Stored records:
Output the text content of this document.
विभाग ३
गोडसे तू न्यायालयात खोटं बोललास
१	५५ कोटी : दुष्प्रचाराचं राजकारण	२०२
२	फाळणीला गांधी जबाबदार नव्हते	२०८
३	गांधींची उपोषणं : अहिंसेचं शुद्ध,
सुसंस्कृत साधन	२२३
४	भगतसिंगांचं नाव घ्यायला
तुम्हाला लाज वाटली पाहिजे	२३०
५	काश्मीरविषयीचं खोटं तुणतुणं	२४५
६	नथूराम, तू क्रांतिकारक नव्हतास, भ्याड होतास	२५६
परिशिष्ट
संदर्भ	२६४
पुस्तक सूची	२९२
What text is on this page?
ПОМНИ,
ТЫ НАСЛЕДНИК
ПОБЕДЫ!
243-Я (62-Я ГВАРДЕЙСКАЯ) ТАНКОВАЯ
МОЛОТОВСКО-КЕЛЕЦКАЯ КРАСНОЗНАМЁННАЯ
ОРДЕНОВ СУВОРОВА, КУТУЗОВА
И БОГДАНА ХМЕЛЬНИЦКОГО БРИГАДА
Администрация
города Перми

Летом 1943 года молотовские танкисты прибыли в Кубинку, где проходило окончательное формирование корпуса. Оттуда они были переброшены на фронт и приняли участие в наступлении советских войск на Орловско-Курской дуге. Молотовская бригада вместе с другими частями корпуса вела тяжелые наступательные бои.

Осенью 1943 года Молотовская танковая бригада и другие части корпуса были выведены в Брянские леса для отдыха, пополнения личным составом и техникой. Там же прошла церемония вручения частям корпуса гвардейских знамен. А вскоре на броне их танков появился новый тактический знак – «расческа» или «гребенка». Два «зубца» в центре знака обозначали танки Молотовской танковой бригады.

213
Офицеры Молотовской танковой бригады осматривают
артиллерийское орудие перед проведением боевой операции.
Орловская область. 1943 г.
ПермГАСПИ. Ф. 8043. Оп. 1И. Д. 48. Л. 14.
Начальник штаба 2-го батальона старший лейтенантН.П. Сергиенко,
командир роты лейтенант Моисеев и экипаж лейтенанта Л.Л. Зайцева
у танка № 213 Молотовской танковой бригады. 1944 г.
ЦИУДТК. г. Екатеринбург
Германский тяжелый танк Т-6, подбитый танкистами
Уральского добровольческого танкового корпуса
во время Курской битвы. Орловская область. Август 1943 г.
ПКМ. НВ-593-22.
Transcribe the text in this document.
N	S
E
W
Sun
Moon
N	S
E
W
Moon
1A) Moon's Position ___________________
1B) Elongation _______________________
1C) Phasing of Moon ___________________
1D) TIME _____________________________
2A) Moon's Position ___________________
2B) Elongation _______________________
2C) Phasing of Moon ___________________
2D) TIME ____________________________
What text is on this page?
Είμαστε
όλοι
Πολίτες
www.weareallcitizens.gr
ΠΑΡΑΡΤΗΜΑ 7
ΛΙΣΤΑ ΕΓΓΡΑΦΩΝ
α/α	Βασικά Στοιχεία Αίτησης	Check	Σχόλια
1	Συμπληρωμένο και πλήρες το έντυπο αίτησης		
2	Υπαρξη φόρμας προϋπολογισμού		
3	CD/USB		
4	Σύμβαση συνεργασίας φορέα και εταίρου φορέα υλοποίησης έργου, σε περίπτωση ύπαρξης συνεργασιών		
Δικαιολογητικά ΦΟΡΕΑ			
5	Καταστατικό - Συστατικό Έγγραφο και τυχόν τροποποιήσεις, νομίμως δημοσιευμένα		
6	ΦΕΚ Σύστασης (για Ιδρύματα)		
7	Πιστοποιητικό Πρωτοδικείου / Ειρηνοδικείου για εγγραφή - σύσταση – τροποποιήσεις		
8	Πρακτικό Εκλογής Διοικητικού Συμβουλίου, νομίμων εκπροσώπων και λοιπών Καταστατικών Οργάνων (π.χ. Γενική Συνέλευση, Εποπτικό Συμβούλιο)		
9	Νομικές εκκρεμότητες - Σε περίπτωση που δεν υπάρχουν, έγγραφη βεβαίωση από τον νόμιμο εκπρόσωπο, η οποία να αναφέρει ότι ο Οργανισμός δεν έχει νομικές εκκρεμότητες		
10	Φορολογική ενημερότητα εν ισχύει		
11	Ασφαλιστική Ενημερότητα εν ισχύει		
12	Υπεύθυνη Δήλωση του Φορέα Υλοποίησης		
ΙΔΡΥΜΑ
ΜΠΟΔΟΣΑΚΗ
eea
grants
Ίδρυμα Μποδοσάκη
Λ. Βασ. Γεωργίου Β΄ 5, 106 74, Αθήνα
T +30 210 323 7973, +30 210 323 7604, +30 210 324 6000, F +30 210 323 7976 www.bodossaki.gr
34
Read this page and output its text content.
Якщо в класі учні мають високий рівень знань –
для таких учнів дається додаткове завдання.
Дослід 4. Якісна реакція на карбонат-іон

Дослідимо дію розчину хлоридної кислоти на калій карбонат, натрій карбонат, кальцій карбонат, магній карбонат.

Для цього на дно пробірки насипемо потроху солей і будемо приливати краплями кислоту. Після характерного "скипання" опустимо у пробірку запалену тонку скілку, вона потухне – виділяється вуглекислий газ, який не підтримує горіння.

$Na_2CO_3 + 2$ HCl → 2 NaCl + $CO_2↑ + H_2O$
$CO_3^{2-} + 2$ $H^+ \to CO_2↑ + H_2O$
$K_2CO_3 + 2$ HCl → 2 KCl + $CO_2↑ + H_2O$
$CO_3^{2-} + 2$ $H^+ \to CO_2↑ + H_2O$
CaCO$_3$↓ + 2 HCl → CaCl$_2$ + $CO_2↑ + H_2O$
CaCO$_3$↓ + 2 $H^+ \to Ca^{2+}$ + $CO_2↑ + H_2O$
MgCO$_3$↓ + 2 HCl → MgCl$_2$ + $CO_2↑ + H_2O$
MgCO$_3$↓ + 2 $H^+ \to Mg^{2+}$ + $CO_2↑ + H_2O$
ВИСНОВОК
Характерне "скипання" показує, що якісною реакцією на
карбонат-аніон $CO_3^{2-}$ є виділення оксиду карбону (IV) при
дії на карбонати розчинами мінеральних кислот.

#### Short exercise
Among the lines of the records above, count those holding the string "περίπτωση", and report only the number.

#### Solution to this exercise
2